__STATED PROBLEM__
In the material below, list every line carrying the string "horaires".

Stored data:
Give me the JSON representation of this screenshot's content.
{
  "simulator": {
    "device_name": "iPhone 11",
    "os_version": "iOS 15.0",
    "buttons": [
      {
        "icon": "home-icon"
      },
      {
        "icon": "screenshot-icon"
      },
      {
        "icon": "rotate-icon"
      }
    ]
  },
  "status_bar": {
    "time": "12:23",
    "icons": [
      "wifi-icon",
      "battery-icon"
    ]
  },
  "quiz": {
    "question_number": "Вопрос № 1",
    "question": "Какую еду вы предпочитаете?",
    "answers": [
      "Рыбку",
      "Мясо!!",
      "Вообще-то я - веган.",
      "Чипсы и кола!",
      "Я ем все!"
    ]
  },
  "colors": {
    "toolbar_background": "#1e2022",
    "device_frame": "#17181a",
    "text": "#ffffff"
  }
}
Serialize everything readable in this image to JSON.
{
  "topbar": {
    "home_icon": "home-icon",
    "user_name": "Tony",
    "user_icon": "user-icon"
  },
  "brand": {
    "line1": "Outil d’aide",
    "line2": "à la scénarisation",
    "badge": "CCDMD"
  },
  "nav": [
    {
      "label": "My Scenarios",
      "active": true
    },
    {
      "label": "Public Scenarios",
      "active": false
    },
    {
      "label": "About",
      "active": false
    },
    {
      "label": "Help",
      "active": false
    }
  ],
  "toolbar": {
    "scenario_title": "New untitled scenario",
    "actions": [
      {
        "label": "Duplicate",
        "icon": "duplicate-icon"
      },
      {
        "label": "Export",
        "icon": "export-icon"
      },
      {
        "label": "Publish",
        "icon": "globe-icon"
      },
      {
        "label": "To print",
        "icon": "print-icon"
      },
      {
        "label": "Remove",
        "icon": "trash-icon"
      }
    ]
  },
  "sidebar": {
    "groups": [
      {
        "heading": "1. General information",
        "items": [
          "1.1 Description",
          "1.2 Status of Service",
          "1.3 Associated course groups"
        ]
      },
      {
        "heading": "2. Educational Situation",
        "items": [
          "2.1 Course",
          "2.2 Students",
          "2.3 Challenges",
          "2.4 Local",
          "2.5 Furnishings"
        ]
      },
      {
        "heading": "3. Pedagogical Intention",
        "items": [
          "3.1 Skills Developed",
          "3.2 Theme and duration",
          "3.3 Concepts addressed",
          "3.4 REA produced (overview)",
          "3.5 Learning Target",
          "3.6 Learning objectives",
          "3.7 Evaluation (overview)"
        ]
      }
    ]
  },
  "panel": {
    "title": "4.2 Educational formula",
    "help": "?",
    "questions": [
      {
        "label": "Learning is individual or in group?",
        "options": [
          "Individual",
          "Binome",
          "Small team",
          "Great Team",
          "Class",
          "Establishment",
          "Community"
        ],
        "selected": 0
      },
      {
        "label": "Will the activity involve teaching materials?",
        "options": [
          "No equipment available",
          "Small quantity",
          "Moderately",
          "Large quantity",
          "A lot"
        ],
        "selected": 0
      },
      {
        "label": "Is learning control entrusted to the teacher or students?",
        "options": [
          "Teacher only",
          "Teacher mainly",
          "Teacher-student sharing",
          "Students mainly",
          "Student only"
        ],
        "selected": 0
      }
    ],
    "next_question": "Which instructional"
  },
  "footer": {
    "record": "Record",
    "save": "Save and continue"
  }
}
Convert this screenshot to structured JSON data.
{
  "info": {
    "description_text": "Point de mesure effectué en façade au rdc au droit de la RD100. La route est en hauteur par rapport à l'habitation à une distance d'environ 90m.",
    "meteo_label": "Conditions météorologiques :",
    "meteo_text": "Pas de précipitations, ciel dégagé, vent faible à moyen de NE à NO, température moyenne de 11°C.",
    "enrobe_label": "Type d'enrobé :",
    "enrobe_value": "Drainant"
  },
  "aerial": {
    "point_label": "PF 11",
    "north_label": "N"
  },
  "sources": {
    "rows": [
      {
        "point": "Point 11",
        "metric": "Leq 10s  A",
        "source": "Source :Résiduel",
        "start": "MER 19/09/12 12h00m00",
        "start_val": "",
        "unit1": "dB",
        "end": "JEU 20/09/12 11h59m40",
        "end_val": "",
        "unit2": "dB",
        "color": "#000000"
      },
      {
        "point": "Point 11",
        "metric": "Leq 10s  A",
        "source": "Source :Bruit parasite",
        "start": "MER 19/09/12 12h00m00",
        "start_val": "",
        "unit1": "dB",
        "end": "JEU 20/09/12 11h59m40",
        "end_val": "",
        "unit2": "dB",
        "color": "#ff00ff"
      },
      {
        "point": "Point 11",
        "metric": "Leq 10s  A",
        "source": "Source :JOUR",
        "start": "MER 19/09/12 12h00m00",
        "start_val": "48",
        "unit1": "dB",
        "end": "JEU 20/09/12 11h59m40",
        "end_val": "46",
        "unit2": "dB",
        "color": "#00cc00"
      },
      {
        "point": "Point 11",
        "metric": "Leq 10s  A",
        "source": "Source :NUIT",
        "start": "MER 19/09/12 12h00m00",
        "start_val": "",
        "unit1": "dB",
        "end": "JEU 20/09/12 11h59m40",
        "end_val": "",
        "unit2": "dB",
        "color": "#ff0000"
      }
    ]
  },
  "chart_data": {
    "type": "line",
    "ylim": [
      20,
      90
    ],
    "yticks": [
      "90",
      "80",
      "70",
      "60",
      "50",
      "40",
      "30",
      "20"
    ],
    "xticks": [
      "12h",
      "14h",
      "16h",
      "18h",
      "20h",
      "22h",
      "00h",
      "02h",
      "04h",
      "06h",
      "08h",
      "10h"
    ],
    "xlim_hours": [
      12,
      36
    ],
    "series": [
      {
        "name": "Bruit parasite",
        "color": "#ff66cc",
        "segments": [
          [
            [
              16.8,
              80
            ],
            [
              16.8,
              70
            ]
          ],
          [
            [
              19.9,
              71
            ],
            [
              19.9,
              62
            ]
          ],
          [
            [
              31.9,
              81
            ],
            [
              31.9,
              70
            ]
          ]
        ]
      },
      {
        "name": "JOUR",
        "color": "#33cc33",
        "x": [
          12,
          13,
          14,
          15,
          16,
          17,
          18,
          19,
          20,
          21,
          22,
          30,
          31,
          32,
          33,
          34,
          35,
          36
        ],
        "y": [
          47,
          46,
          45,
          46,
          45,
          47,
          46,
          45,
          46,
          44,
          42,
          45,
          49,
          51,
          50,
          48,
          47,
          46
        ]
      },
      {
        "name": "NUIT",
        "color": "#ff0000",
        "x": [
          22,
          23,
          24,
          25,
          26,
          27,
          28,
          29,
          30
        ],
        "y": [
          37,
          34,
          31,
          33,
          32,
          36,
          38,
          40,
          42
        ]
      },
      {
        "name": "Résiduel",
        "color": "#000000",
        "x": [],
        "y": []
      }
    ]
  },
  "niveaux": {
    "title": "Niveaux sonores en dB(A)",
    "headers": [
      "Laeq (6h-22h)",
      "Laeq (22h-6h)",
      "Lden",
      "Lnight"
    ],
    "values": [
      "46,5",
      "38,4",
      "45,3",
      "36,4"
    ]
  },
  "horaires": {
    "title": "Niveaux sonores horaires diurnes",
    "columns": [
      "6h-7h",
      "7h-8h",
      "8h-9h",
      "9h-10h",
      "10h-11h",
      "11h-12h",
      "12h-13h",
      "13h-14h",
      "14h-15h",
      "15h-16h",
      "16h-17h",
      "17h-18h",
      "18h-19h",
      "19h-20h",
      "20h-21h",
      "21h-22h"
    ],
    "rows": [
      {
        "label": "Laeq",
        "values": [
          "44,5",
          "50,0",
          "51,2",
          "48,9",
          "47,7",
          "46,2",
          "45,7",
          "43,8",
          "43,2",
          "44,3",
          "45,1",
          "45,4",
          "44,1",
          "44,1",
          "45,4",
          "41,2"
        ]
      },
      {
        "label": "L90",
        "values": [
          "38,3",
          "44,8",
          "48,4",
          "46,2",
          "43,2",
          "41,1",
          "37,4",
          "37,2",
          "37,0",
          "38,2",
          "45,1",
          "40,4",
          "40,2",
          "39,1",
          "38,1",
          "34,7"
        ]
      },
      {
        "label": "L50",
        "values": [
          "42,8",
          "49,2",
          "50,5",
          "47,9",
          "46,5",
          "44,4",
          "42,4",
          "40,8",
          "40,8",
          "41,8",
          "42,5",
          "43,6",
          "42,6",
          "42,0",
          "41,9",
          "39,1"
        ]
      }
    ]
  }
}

__RESPONSE BELOW__
  "horaires": {
    "title": "Niveaux sonores horaires diurnes",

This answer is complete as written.